(Excerpts from a figure dataset)
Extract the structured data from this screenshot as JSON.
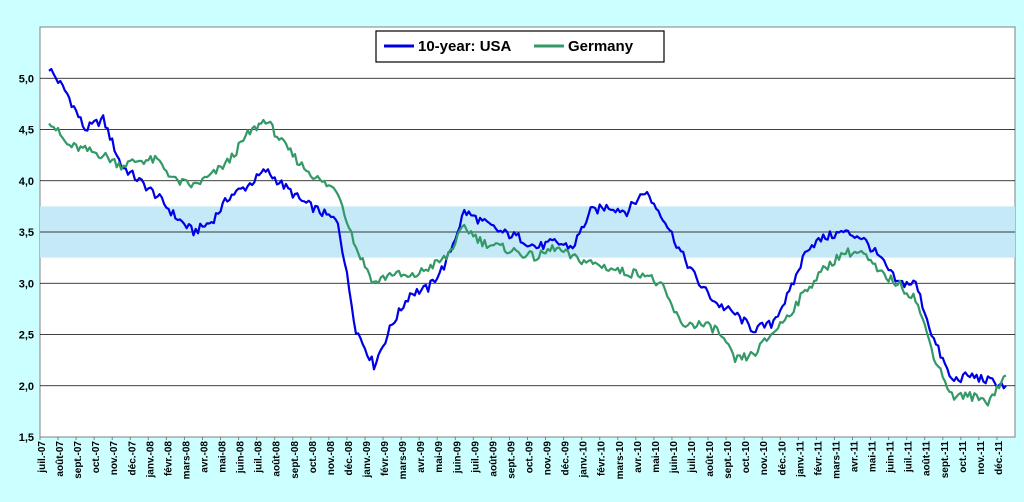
{
  "chart_data": {
    "type": "line",
    "title": "",
    "xlabel": "",
    "ylabel": "",
    "ylim": [
      1.5,
      5.5
    ],
    "yticks": [
      "1,5",
      "2,0",
      "2,5",
      "3,0",
      "3,5",
      "4,0",
      "4,5",
      "5,0"
    ],
    "grid": true,
    "legend_position": "top-center",
    "shaded_band": {
      "from": 3.25,
      "to": 3.75,
      "color": "#c6e9f7"
    },
    "x_categories": [
      "juil.-07",
      "août-07",
      "sept.-07",
      "oct.-07",
      "nov.-07",
      "déc.-07",
      "janv.-08",
      "févr.-08",
      "mars-08",
      "avr.-08",
      "mai-08",
      "juin-08",
      "juil.-08",
      "août-08",
      "sept.-08",
      "oct.-08",
      "nov.-08",
      "déc.-08",
      "janv.-09",
      "févr.-09",
      "mars-09",
      "avr.-09",
      "mai-09",
      "juin-09",
      "juil.-09",
      "août-09",
      "sept.-09",
      "oct.-09",
      "nov.-09",
      "déc.-09",
      "janv.-10",
      "févr.-10",
      "mars-10",
      "avr.-10",
      "mai-10",
      "juin-10",
      "juil.-10",
      "août-10",
      "sept.-10",
      "oct.-10",
      "nov.-10",
      "déc.-10",
      "janv.-11",
      "févr.-11",
      "mars-11",
      "avr.-11",
      "mai-11",
      "juin-11",
      "juil.-11",
      "août-11",
      "sept.-11",
      "oct.-11",
      "nov.-11",
      "déc.-11"
    ],
    "series": [
      {
        "name": "10-year: USA",
        "color": "#0000e6",
        "values": [
          5.1,
          4.85,
          4.5,
          4.6,
          4.15,
          4.0,
          3.85,
          3.65,
          3.5,
          3.6,
          3.85,
          3.95,
          4.1,
          3.95,
          3.8,
          3.7,
          3.6,
          2.55,
          2.2,
          2.6,
          2.9,
          2.95,
          3.2,
          3.7,
          3.6,
          3.5,
          3.45,
          3.35,
          3.4,
          3.35,
          3.7,
          3.75,
          3.7,
          3.9,
          3.65,
          3.3,
          3.0,
          2.8,
          2.7,
          2.55,
          2.6,
          2.9,
          3.35,
          3.45,
          3.5,
          3.45,
          3.25,
          3.0,
          3.0,
          2.45,
          2.05,
          2.1,
          2.05,
          2.0
        ]
      },
      {
        "name": "Germany",
        "color": "#339966",
        "values": [
          4.6,
          4.35,
          4.3,
          4.25,
          4.15,
          4.2,
          4.2,
          4.0,
          3.95,
          4.05,
          4.2,
          4.45,
          4.6,
          4.35,
          4.15,
          4.0,
          3.9,
          3.35,
          3.0,
          3.1,
          3.05,
          3.15,
          3.25,
          3.55,
          3.4,
          3.35,
          3.3,
          3.25,
          3.35,
          3.25,
          3.2,
          3.15,
          3.1,
          3.1,
          2.95,
          2.6,
          2.6,
          2.55,
          2.25,
          2.3,
          2.5,
          2.7,
          2.95,
          3.15,
          3.3,
          3.3,
          3.1,
          3.0,
          2.85,
          2.3,
          1.9,
          1.9,
          1.85,
          2.1
        ]
      }
    ]
  }
}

# WHAT THIS TASK INVOLVES
Reproduce every line exactly and omit all pictures.

# SOLUTION
Extract the structured data from this screenshot as JSON.
{
  "chart_data": {
    "type": "line",
    "title": "",
    "xlabel": "",
    "ylabel": "",
    "ylim": [
      1.5,
      5.5
    ],
    "yticks": [
      "1,5",
      "2,0",
      "2,5",
      "3,0",
      "3,5",
      "4,0",
      "4,5",
      "5,0"
    ],
    "grid": true,
    "legend_position": "top-center",
    "shaded_band": {
      "from": 3.25,
      "to": 3.75,
      "color": "#c6e9f7"
    },
    "x_categories": [
      "juil.-07",
      "août-07",
      "sept.-07",
      "oct.-07",
      "nov.-07",
      "déc.-07",
      "janv.-08",
      "févr.-08",
      "mars-08",
      "avr.-08",
      "mai-08",
      "juin-08",
      "juil.-08",
      "août-08",
      "sept.-08",
      "oct.-08",
      "nov.-08",
      "déc.-08",
      "janv.-09",
      "févr.-09",
      "mars-09",
      "avr.-09",
      "mai-09",
      "juin-09",
      "juil.-09",
      "août-09",
      "sept.-09",
      "oct.-09",
      "nov.-09",
      "déc.-09",
      "janv.-10",
      "févr.-10",
      "mars-10",
      "avr.-10",
      "mai-10",
      "juin-10",
      "juil.-10",
      "août-10",
      "sept.-10",
      "oct.-10",
      "nov.-10",
      "déc.-10",
      "janv.-11",
      "févr.-11",
      "mars-11",
      "avr.-11",
      "mai-11",
      "juin-11",
      "juil.-11",
      "août-11",
      "sept.-11",
      "oct.-11",
      "nov.-11",
      "déc.-11"
    ],
    "series": [
      {
        "name": "10-year: USA",
        "color": "#0000e6",
        "values": [
          5.1,
          4.85,
          4.5,
          4.6,
          4.15,
          4.0,
          3.85,
          3.65,
          3.5,
          3.6,
          3.85,
          3.95,
          4.1,
          3.95,
          3.8,
          3.7,
          3.6,
          2.55,
          2.2,
          2.6,
          2.9,
          2.95,
          3.2,
          3.7,
          3.6,
          3.5,
          3.45,
          3.35,
          3.4,
          3.35,
          3.7,
          3.75,
          3.7,
          3.9,
          3.65,
          3.3,
          3.0,
          2.8,
          2.7,
          2.55,
          2.6,
          2.9,
          3.35,
          3.45,
          3.5,
          3.45,
          3.25,
          3.0,
          3.0,
          2.45,
          2.05,
          2.1,
          2.05,
          2.0
        ]
      },
      {
        "name": "Germany",
        "color": "#339966",
        "values": [
          4.6,
          4.35,
          4.3,
          4.25,
          4.15,
          4.2,
          4.2,
          4.0,
          3.95,
          4.05,
          4.2,
          4.45,
          4.6,
          4.35,
          4.15,
          4.0,
          3.9,
          3.35,
          3.0,
          3.1,
          3.05,
          3.15,
          3.25,
          3.55,
          3.4,
          3.35,
          3.3,
          3.25,
          3.35,
          3.25,
          3.2,
          3.15,
          3.1,
          3.1,
          2.95,
          2.6,
          2.6,
          2.55,
          2.25,
          2.3,
          2.5,
          2.7,
          2.95,
          3.15,
          3.3,
          3.3,
          3.1,
          3.0,
          2.85,
          2.3,
          1.9,
          1.9,
          1.85,
          2.1
        ]
      }
    ]
  }
}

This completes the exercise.